Stored records:
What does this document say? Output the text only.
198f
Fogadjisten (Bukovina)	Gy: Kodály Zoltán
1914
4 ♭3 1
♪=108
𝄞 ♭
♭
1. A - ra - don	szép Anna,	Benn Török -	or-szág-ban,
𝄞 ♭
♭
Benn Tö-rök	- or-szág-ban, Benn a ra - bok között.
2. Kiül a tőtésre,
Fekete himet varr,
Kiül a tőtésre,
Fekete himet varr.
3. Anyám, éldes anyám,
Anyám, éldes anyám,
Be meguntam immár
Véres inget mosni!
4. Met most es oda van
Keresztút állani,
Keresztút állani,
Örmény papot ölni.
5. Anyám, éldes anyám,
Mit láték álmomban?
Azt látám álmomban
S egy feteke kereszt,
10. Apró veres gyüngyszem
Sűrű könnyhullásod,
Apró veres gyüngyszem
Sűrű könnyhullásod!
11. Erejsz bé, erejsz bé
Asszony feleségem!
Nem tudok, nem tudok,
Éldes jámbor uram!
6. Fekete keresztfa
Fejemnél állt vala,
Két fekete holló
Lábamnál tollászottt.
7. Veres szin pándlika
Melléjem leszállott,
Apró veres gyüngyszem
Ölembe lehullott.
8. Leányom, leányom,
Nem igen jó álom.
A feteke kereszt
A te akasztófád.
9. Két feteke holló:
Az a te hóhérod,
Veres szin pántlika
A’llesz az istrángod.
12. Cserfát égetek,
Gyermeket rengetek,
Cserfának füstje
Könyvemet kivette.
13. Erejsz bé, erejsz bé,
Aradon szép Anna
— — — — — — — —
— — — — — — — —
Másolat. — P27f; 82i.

What needs to be done:
From the material above, gather all lines that include the string "Erejsz" and copy them.

Response to the exercise:
11. Erejsz bé, erejsz bé
13. Erejsz bé, erejsz bé,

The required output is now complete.